━━ Material for the task ━━
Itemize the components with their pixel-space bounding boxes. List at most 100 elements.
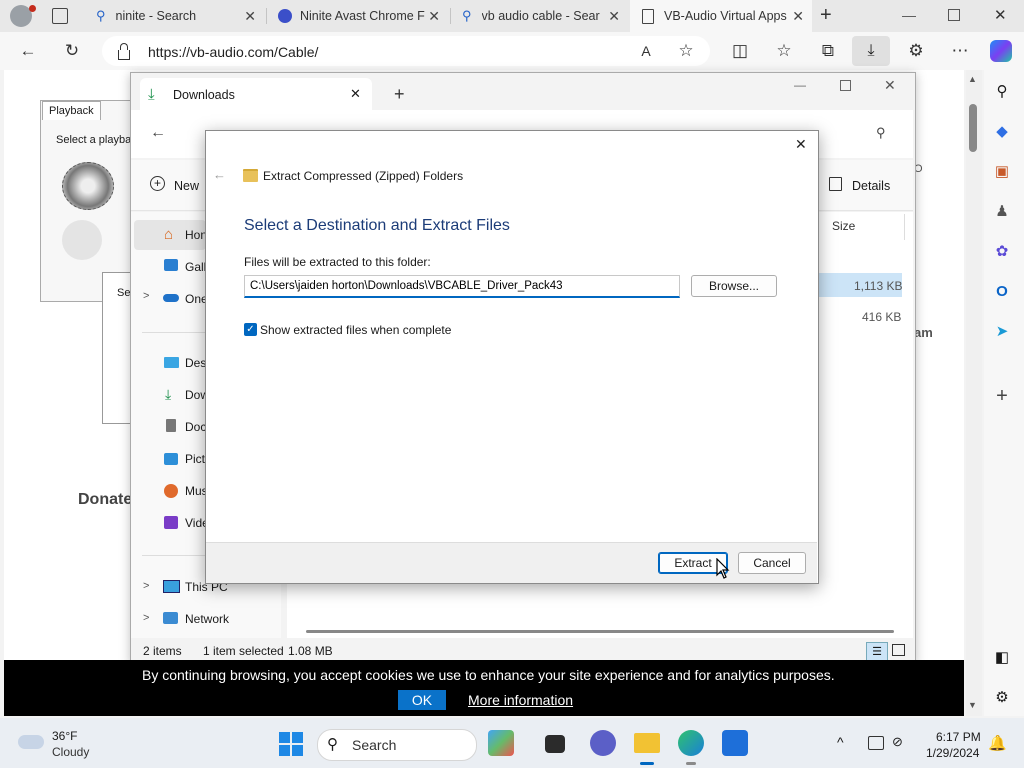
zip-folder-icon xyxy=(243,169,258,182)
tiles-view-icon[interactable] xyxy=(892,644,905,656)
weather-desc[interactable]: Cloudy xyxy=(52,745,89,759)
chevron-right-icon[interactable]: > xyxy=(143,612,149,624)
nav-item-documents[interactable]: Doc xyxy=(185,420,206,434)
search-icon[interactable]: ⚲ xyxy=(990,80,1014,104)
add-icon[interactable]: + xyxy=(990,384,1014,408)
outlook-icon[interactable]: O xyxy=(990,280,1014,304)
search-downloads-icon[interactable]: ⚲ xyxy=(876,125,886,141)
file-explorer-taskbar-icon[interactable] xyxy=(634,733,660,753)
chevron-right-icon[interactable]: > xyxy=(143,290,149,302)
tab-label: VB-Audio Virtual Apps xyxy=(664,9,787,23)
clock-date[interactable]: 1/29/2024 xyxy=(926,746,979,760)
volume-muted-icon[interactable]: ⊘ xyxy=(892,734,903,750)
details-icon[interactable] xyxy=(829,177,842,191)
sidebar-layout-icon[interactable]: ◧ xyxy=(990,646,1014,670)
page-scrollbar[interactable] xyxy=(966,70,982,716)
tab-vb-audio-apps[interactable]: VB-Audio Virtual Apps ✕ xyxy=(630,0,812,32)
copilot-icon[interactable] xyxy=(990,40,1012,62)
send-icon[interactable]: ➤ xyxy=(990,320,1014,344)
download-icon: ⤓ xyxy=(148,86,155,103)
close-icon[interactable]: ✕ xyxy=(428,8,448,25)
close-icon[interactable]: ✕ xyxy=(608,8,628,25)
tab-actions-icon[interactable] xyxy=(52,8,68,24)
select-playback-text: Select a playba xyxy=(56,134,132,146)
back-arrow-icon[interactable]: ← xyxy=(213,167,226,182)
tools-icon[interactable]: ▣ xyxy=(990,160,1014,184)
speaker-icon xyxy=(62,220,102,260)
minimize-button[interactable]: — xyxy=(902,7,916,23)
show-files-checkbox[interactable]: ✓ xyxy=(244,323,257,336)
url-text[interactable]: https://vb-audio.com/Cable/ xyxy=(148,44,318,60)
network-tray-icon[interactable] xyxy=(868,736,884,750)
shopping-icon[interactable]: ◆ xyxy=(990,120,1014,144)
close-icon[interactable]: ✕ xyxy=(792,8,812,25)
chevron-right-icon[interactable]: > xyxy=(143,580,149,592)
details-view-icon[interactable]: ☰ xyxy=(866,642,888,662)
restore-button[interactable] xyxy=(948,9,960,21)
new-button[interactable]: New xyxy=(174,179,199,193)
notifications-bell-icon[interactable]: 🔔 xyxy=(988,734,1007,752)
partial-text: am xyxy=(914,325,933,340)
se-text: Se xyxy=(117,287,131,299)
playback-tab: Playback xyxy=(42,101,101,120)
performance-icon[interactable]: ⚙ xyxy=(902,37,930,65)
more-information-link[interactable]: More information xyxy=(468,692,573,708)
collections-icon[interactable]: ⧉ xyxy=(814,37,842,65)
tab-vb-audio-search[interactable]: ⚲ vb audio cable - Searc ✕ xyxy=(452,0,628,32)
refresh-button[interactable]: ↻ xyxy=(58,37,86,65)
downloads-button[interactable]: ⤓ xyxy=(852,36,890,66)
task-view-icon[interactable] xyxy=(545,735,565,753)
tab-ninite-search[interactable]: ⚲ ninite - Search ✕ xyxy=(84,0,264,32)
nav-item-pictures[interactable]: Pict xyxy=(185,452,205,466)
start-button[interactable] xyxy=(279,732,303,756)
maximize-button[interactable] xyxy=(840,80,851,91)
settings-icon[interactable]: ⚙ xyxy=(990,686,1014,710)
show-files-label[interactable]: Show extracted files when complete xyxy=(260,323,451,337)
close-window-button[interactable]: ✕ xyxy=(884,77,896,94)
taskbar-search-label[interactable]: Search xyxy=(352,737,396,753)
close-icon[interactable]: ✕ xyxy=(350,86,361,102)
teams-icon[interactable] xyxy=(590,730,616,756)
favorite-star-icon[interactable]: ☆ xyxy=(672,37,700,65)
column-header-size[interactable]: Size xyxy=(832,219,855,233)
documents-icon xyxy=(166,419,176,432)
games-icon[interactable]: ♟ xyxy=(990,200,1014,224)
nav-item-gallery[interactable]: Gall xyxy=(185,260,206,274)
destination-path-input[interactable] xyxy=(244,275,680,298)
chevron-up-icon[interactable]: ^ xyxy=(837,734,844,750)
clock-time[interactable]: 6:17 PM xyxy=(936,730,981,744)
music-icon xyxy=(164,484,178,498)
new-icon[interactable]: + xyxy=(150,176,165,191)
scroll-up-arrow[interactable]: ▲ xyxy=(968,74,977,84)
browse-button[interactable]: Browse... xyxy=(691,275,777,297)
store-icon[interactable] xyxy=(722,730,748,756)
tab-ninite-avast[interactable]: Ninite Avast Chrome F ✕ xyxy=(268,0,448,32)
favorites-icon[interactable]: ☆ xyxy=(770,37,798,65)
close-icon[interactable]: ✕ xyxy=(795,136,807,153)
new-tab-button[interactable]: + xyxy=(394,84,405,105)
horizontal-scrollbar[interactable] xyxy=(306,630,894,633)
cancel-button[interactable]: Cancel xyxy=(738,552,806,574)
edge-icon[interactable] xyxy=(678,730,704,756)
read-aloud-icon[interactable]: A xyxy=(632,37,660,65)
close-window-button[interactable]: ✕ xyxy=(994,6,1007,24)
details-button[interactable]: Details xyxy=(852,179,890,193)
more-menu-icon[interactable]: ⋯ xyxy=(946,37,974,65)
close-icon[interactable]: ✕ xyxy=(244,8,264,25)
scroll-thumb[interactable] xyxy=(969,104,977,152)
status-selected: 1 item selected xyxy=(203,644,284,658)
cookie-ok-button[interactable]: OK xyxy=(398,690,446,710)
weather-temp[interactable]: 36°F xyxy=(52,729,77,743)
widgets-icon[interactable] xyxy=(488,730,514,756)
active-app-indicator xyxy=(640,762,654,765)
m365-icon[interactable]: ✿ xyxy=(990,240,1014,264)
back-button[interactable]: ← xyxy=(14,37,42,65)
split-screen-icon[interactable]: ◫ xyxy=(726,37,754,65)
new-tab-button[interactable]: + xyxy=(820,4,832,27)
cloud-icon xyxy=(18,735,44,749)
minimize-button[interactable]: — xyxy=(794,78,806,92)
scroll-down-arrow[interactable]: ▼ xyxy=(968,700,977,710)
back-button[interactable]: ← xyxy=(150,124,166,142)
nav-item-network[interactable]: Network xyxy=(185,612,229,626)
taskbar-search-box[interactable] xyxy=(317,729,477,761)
━━━
Task directions
Format every line of the data above as a numbered list, one item per line, skipping blank lines and leaving out the pictures.

Answer to the task
1. Itemize the components with their pixel-space bounding boxes. List at most 100 elements.
2. zip-folder-icon xyxy=(243,169,258,182)
3. tiles-view-icon[interactable] xyxy=(892,644,905,656)
4. weather-desc[interactable]: Cloudy xyxy=(52,745,89,759)
5. chevron-right-icon[interactable]: > xyxy=(143,612,149,624)
6. nav-item-documents[interactable]: Doc xyxy=(185,420,206,434)
7. search-icon[interactable]: ⚲ xyxy=(990,80,1014,104)
8. add-icon[interactable]: + xyxy=(990,384,1014,408)
9. outlook-icon[interactable]: O xyxy=(990,280,1014,304)
10. search-downloads-icon[interactable]: ⚲ xyxy=(876,125,886,141)
11. file-explorer-taskbar-icon[interactable] xyxy=(634,733,660,753)
12. chevron-right-icon[interactable]: > xyxy=(143,290,149,302)
13. tab-label: VB-Audio Virtual Apps xyxy=(664,9,787,23)
14. clock-date[interactable]: 1/29/2024 xyxy=(926,746,979,760)
15. volume-muted-icon[interactable]: ⊘ xyxy=(892,734,903,750)
16. details-icon[interactable] xyxy=(829,177,842,191)
17. sidebar-layout-icon[interactable]: ◧ xyxy=(990,646,1014,670)
18. page-scrollbar[interactable] xyxy=(966,70,982,716)
19. tab-vb-audio-apps[interactable]: VB-Audio Virtual Apps ✕ xyxy=(630,0,812,32)
20. copilot-icon[interactable] xyxy=(990,40,1012,62)
21. send-icon[interactable]: ➤ xyxy=(990,320,1014,344)
22. download-icon: ⤓ xyxy=(148,86,155,103)
23. close-icon[interactable]: ✕ xyxy=(428,8,448,25)
24. close-icon[interactable]: ✕ xyxy=(608,8,628,25)
25. tab-actions-icon[interactable] xyxy=(52,8,68,24)
26. select-playback-text: Select a playba xyxy=(56,134,132,146)
27. back-arrow-icon[interactable]: ← xyxy=(213,167,226,182)
28. tools-icon[interactable]: ▣ xyxy=(990,160,1014,184)
29. speaker-icon xyxy=(62,220,102,260)
30. minimize-button[interactable]: — xyxy=(902,7,916,23)
31. show-files-checkbox[interactable]: ✓ xyxy=(244,323,257,336)
32. url-text[interactable]: https://vb-audio.com/Cable/ xyxy=(148,44,318,60)
33. network-tray-icon[interactable] xyxy=(868,736,884,750)
34. shopping-icon[interactable]: ◆ xyxy=(990,120,1014,144)
35. close-icon[interactable]: ✕ xyxy=(792,8,812,25)
36. chevron-right-icon[interactable]: > xyxy=(143,580,149,592)
37. details-view-icon[interactable]: ☰ xyxy=(866,642,888,662)
38. restore-button[interactable] xyxy=(948,9,960,21)
39. new-button[interactable]: New xyxy=(174,179,199,193)
40. notifications-bell-icon[interactable]: 🔔 xyxy=(988,734,1007,752)
41. partial-text: am xyxy=(914,325,933,340)
42. se-text: Se xyxy=(117,287,131,299)
43. playback-tab: Playback xyxy=(42,101,101,120)
44. performance-icon[interactable]: ⚙ xyxy=(902,37,930,65)
45. more-information-link[interactable]: More information xyxy=(468,692,573,708)
46. collections-icon[interactable]: ⧉ xyxy=(814,37,842,65)
47. tab-vb-audio-search[interactable]: ⚲ vb audio cable - Searc ✕ xyxy=(452,0,628,32)
48. refresh-button[interactable]: ↻ xyxy=(58,37,86,65)
49. downloads-button[interactable]: ⤓ xyxy=(852,36,890,66)
50. task-view-icon[interactable] xyxy=(545,735,565,753)
51. tab-ninite-search[interactable]: ⚲ ninite - Search ✕ xyxy=(84,0,264,32)
52. nav-item-pictures[interactable]: Pict xyxy=(185,452,205,466)
53. start-button[interactable] xyxy=(279,732,303,756)
54. maximize-button[interactable] xyxy=(840,80,851,91)
55. settings-icon[interactable]: ⚙ xyxy=(990,686,1014,710)
56. show-files-label[interactable]: Show extracted files when complete xyxy=(260,323,451,337)
57. close-window-button[interactable]: ✕ xyxy=(884,77,896,94)
58. taskbar-search-label[interactable]: Search xyxy=(352,737,396,753)
59. close-icon[interactable]: ✕ xyxy=(350,86,361,102)
60. teams-icon[interactable] xyxy=(590,730,616,756)
61. favorite-star-icon[interactable]: ☆ xyxy=(672,37,700,65)
62. column-header-size[interactable]: Size xyxy=(832,219,855,233)
63. documents-icon xyxy=(166,419,176,432)
64. games-icon[interactable]: ♟ xyxy=(990,200,1014,224)
65. nav-item-gallery[interactable]: Gall xyxy=(185,260,206,274)
66. destination-path-input[interactable] xyxy=(244,275,680,298)
67. chevron-up-icon[interactable]: ^ xyxy=(837,734,844,750)
68. clock-time[interactable]: 6:17 PM xyxy=(936,730,981,744)
69. music-icon xyxy=(164,484,178,498)
70. new-icon[interactable]: + xyxy=(150,176,165,191)
71. scroll-up-arrow[interactable]: ▲ xyxy=(968,74,977,84)
72. browse-button[interactable]: Browse... xyxy=(691,275,777,297)
73. store-icon[interactable] xyxy=(722,730,748,756)
74. tab-ninite-avast[interactable]: Ninite Avast Chrome F ✕ xyxy=(268,0,448,32)
75. favorites-icon[interactable]: ☆ xyxy=(770,37,798,65)
76. close-icon[interactable]: ✕ xyxy=(795,136,807,153)
77. new-tab-button[interactable]: + xyxy=(394,84,405,105)
78. horizontal-scrollbar[interactable] xyxy=(306,630,894,633)
79. cancel-button[interactable]: Cancel xyxy=(738,552,806,574)
80. edge-icon[interactable] xyxy=(678,730,704,756)
81. read-aloud-icon[interactable]: A xyxy=(632,37,660,65)
82. close-window-button[interactable]: ✕ xyxy=(994,6,1007,24)
83. details-button[interactable]: Details xyxy=(852,179,890,193)
84. more-menu-icon[interactable]: ⋯ xyxy=(946,37,974,65)
85. close-icon[interactable]: ✕ xyxy=(244,8,264,25)
86. scroll-thumb[interactable] xyxy=(969,104,977,152)
87. status-selected: 1 item selected xyxy=(203,644,284,658)
88. cookie-ok-button[interactable]: OK xyxy=(398,690,446,710)
89. weather-temp[interactable]: 36°F xyxy=(52,729,77,743)
90. widgets-icon[interactable] xyxy=(488,730,514,756)
91. active-app-indicator xyxy=(640,762,654,765)
92. m365-icon[interactable]: ✿ xyxy=(990,240,1014,264)
93. back-button[interactable]: ← xyxy=(14,37,42,65)
94. split-screen-icon[interactable]: ◫ xyxy=(726,37,754,65)
95. new-tab-button[interactable]: + xyxy=(820,4,832,27)
96. cloud-icon xyxy=(18,735,44,749)
97. minimize-button[interactable]: — xyxy=(794,78,806,92)
98. scroll-down-arrow[interactable]: ▼ xyxy=(968,700,977,710)
99. back-button[interactable]: ← xyxy=(150,124,166,142)
100. nav-item-network[interactable]: Network xyxy=(185,612,229,626)
101. taskbar-search-box[interactable] xyxy=(317,729,477,761)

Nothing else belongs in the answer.